PROVIDED DATA:
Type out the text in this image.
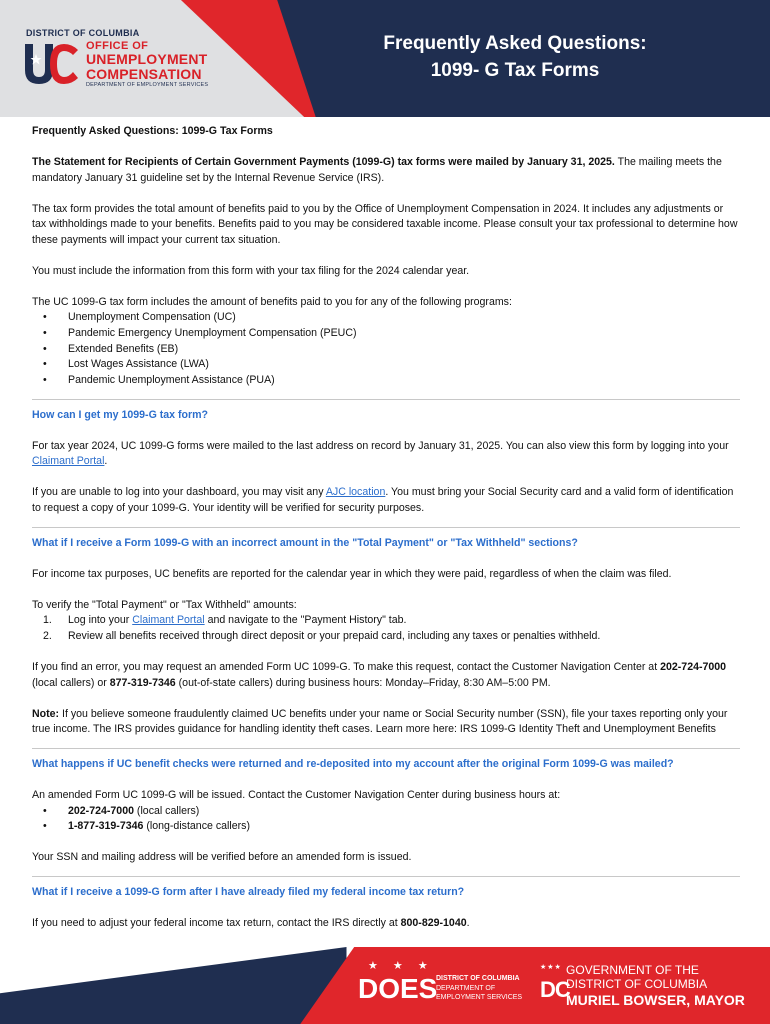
DISTRICT OF COLUMBIA
OFFICE OF
UNEMPLOYMENT
COMPENSATION
DEPARTMENT OF EMPLOYMENT SERVICES
Frequently Asked Questions:
1099- G Tax Forms

Frequently Asked Questions: 1099-G Tax Forms

The Statement for Recipients of Certain Government Payments (1099-G) tax forms were mailed by January 31, 2025. The mailing meets the mandatory January 31 guideline set by the Internal Revenue Service (IRS).

The tax form provides the total amount of benefits paid to you by the Office of Unemployment Compensation in 2024. It includes any adjustments or tax withholdings made to your benefits. Benefits paid to you may be considered taxable income. Please consult your tax professional to determine how these payments will impact your current tax situation.

You must include the information from this form with your tax filing for the 2024 calendar year.

The UC 1099-G tax form includes the amount of benefits paid to you for any of the following programs:

• Unemployment Compensation (UC)
• Pandemic Emergency Unemployment Compensation (PEUC)
• Extended Benefits (EB)
• Lost Wages Assistance (LWA)
• Pandemic Unemployment Assistance (PUA)

How can I get my 1099-G tax form?

For tax year 2024, UC 1099-G forms were mailed to the last address on record by January 31, 2025. You can also view this form by logging into your Claimant Portal.

If you are unable to log into your dashboard, you may visit any AJC location. You must bring your Social Security card and a valid form of identification to request a copy of your 1099-G. Your identity will be verified for security purposes.

What if I receive a Form 1099-G with an incorrect amount in the "Total Payment" or "Tax Withheld" sections?

For income tax purposes, UC benefits are reported for the calendar year in which they were paid, regardless of when the claim was filed.

To verify the "Total Payment" or "Tax Withheld" amounts:

1. Log into your Claimant Portal and navigate to the "Payment History" tab.
2. Review all benefits received through direct deposit or your prepaid card, including any taxes or penalties withheld.

If you find an error, you may request an amended Form UC 1099-G. To make this request, contact the Customer Navigation Center at 202-724-7000 (local callers) or 877-319-7346 (out-of-state callers) during business hours: Monday–Friday, 8:30 AM–5:00 PM.

Note: If you believe someone fraudulently claimed UC benefits under your name or Social Security number (SSN), file your taxes reporting only your true income. The IRS provides guidance for handling identity theft cases. Learn more here: IRS 1099-G Identity Theft and Unemployment Benefits

What happens if UC benefit checks were returned and re-deposited into my account after the original Form 1099-G was mailed?

An amended Form UC 1099-G will be issued. Contact the Customer Navigation Center during business hours at:

• 202-724-7000 (local callers)
• 1-877-319-7346 (long-distance callers)

Your SSN and mailing address will be verified before an amended form is issued.

What if I receive a 1099-G form after I have already filed my federal income tax return?

If you need to adjust your federal income tax return, contact the IRS directly at 800-829-1040.

★ ★ ★
DOES
DISTRICT OF COLUMBIA
DEPARTMENT OF
EMPLOYMENT SERVICES
★★★
DC
GOVERNMENT OF THE
DISTRICT OF COLUMBIA
MURIEL BOWSER, MAYOR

SHORT TASK: From the material above, reproduce everything verbatim except the pictures.

FINAL RESULT:
Type out the text in this image.
DISTRICT OF COLUMBIA
OFFICE OF
UNEMPLOYMENT
COMPENSATION
DEPARTMENT OF EMPLOYMENT SERVICES
Frequently Asked Questions:
1099- G Tax Forms

Frequently Asked Questions: 1099-G Tax Forms

The Statement for Recipients of Certain Government Payments (1099-G) tax forms were mailed by January 31, 2025. The mailing meets the mandatory January 31 guideline set by the Internal Revenue Service (IRS).

The tax form provides the total amount of benefits paid to you by the Office of Unemployment Compensation in 2024. It includes any adjustments or tax withholdings made to your benefits. Benefits paid to you may be considered taxable income. Please consult your tax professional to determine how these payments will impact your current tax situation.

You must include the information from this form with your tax filing for the 2024 calendar year.

The UC 1099-G tax form includes the amount of benefits paid to you for any of the following programs:

• Unemployment Compensation (UC)
• Pandemic Emergency Unemployment Compensation (PEUC)
• Extended Benefits (EB)
• Lost Wages Assistance (LWA)
• Pandemic Unemployment Assistance (PUA)

How can I get my 1099-G tax form?

For tax year 2024, UC 1099-G forms were mailed to the last address on record by January 31, 2025. You can also view this form by logging into your Claimant Portal.

If you are unable to log into your dashboard, you may visit any AJC location. You must bring your Social Security card and a valid form of identification to request a copy of your 1099-G. Your identity will be verified for security purposes.

What if I receive a Form 1099-G with an incorrect amount in the "Total Payment" or "Tax Withheld" sections?

For income tax purposes, UC benefits are reported for the calendar year in which they were paid, regardless of when the claim was filed.

To verify the "Total Payment" or "Tax Withheld" amounts:

1. Log into your Claimant Portal and navigate to the "Payment History" tab.
2. Review all benefits received through direct deposit or your prepaid card, including any taxes or penalties withheld.

If you find an error, you may request an amended Form UC 1099-G. To make this request, contact the Customer Navigation Center at 202-724-7000 (local callers) or 877-319-7346 (out-of-state callers) during business hours: Monday–Friday, 8:30 AM–5:00 PM.

Note: If you believe someone fraudulently claimed UC benefits under your name or Social Security number (SSN), file your taxes reporting only your true income. The IRS provides guidance for handling identity theft cases. Learn more here: IRS 1099-G Identity Theft and Unemployment Benefits

What happens if UC benefit checks were returned and re-deposited into my account after the original Form 1099-G was mailed?

An amended Form UC 1099-G will be issued. Contact the Customer Navigation Center during business hours at:

• 202-724-7000 (local callers)
• 1-877-319-7346 (long-distance callers)

Your SSN and mailing address will be verified before an amended form is issued.

What if I receive a 1099-G form after I have already filed my federal income tax return?

If you need to adjust your federal income tax return, contact the IRS directly at 800-829-1040.

★ ★ ★
DOES
DISTRICT OF COLUMBIA
DEPARTMENT OF
EMPLOYMENT SERVICES
★★★
DC
GOVERNMENT OF THE
DISTRICT OF COLUMBIA
MURIEL BOWSER, MAYOR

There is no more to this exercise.